--- BEGIN EXTRACTED RECORDS ---

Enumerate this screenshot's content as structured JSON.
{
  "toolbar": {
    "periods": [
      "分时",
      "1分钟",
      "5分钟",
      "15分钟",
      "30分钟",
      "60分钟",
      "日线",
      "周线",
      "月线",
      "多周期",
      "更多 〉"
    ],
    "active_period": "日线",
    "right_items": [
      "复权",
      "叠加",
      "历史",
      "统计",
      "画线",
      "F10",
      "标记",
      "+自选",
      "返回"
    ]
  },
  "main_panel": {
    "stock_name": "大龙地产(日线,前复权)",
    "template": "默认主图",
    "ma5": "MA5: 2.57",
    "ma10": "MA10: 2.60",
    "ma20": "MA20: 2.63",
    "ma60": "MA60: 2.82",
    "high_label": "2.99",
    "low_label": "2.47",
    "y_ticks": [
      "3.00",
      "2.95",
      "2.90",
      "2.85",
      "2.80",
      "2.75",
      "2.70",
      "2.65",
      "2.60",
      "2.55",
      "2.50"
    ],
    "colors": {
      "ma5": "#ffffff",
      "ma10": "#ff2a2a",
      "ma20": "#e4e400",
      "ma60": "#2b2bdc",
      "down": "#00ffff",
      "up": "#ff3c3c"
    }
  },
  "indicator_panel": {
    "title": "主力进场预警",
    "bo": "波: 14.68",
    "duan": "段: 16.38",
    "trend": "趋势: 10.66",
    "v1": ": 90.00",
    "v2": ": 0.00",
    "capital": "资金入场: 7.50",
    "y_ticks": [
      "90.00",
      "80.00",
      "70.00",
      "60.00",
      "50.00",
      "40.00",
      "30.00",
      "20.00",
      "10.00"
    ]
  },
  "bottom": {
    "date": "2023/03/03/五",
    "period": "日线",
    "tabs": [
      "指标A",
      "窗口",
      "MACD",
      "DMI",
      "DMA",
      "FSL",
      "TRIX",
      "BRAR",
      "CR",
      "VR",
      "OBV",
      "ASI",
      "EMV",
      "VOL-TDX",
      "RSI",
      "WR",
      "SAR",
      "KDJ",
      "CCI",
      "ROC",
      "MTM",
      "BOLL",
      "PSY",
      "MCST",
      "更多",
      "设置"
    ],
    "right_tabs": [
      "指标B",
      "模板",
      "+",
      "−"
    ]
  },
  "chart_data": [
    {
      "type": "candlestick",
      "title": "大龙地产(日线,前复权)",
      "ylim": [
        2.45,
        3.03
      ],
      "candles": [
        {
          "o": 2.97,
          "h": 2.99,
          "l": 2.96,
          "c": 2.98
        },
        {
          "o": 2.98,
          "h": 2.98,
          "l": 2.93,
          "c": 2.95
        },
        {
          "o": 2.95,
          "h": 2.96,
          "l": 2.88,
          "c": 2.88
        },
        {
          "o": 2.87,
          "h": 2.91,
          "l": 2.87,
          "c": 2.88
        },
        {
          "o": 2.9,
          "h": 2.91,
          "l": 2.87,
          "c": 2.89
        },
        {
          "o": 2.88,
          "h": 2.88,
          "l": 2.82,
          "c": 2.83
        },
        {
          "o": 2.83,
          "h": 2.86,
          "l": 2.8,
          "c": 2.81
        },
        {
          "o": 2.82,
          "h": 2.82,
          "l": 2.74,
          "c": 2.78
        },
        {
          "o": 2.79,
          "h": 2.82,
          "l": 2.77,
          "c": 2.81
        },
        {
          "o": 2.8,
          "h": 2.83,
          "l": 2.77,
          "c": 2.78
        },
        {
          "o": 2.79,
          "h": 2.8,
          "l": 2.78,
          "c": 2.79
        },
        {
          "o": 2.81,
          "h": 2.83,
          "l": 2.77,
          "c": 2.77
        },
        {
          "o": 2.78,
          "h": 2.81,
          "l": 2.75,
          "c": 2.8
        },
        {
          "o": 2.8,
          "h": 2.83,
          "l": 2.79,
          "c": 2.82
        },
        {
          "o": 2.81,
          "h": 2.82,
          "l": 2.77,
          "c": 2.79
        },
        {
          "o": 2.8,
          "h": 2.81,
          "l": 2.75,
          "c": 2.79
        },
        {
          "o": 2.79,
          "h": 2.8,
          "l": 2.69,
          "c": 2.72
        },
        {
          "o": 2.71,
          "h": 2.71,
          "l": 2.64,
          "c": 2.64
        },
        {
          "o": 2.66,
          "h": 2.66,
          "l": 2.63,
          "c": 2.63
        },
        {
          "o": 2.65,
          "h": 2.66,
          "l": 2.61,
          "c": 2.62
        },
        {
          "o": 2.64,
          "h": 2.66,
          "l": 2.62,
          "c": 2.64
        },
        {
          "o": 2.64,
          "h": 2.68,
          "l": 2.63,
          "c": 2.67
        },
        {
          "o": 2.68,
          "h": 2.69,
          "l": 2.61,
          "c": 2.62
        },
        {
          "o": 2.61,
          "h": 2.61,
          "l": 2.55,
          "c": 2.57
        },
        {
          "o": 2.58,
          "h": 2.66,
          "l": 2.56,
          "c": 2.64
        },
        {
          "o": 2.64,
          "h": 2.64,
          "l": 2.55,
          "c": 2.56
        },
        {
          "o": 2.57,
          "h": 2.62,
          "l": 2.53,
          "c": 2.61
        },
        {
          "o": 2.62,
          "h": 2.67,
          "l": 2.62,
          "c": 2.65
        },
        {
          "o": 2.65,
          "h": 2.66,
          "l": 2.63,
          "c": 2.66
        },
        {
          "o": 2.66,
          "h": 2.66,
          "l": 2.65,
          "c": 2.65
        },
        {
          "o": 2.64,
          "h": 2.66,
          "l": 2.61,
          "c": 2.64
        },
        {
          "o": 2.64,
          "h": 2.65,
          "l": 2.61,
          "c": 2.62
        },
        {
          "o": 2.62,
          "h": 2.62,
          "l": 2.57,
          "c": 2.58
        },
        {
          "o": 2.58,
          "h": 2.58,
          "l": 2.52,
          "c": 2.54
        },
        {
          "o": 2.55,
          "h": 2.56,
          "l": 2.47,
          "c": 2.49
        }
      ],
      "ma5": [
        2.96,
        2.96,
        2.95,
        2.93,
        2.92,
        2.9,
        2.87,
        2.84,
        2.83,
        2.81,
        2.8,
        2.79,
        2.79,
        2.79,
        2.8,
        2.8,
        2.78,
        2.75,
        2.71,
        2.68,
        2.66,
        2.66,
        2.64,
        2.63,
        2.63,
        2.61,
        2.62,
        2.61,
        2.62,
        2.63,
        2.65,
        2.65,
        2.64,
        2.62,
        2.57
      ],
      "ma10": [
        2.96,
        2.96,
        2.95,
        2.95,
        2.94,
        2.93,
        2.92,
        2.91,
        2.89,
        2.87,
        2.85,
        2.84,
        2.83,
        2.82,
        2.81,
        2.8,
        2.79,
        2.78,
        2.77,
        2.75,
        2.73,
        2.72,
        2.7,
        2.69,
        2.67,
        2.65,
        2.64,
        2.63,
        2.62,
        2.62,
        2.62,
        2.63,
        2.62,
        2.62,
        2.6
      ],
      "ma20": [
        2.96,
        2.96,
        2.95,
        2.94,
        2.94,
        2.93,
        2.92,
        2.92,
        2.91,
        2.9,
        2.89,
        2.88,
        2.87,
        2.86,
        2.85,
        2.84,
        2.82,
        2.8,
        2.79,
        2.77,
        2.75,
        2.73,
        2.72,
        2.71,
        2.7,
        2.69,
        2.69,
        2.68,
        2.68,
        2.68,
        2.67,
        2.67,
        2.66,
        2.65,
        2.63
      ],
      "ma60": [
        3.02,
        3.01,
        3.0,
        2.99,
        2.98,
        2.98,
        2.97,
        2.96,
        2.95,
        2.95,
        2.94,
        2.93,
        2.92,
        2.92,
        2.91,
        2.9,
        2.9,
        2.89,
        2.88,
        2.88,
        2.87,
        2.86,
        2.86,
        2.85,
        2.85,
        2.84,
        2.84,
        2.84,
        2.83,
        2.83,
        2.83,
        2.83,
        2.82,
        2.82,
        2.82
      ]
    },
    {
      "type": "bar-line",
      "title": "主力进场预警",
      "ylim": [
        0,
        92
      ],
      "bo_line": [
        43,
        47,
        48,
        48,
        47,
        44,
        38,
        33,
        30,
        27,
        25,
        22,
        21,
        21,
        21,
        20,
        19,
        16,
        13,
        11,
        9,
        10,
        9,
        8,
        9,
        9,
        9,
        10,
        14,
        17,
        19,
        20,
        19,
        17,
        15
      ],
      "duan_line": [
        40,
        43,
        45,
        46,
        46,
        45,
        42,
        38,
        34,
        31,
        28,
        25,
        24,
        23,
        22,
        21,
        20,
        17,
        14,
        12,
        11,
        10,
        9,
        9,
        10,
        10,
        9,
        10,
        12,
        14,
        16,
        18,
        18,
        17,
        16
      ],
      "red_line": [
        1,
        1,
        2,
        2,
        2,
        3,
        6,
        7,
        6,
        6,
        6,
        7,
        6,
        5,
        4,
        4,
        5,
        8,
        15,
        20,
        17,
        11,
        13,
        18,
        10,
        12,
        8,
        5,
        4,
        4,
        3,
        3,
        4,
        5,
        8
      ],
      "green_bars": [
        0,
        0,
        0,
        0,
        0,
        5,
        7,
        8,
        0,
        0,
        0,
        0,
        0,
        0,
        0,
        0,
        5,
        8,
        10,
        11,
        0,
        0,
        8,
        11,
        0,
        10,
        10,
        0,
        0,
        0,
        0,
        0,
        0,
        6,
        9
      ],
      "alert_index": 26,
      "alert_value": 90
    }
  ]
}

--- END EXTRACTED RECORDS ---

YOUR INSTRUCTIONS:
Copy all lines from the listing that contain "大龙地产".

SOLVED EXERCISE:
    "stock_name": "大龙地产(日线,前复权)",
      "title": "大龙地产(日线,前复权)",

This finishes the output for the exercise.